### What is needed
Reproduce the material word for word; the images stay out.

* start Input for this task *

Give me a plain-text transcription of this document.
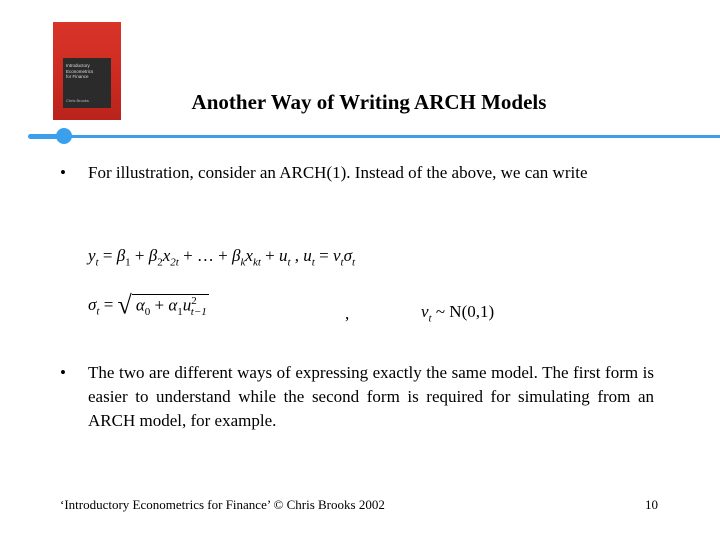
Introductory
Econometrics
for Finance
Chris Brooks	Another Way of Writing ARCH Models
• For illustration, consider an ARCH(1). Instead of the above, we can write
$y_t = \beta_1 + \beta_2x_{2t}$ + … + $\beta_kx_{kt} + u_t$ , $u_t = \nu_t\sigma_t$
$\sigma_t$ = √ $\alpha_0 + \alpha_1u^2_{t-1}$	,	$\nu_t$ ~ N(0,1)
• The two are different ways of expressing exactly the same model. The first form is easier to understand while the second form is required for simulating from an ARCH model, for example.
‘Introductory Econometrics for Finance’ © Chris Brooks 2002	10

* end Input for this task *

### Task answer
Give me a plain-text transcription of this document.
Introductory
Econometrics
for Finance
Chris Brooks	Another Way of Writing ARCH Models
• For illustration, consider an ARCH(1). Instead of the above, we can write
$y_t = \beta_1 + \beta_2x_{2t}$ + … + $\beta_kx_{kt} + u_t$ , $u_t = \nu_t\sigma_t$
$\sigma_t$ = √ $\alpha_0 + \alpha_1u^2_{t-1}$	,	$\nu_t$ ~ N(0,1)
• The two are different ways of expressing exactly the same model. The first form is easier to understand while the second form is required for simulating from an ARCH model, for example.
‘Introductory Econometrics for Finance’ © Chris Brooks 2002	10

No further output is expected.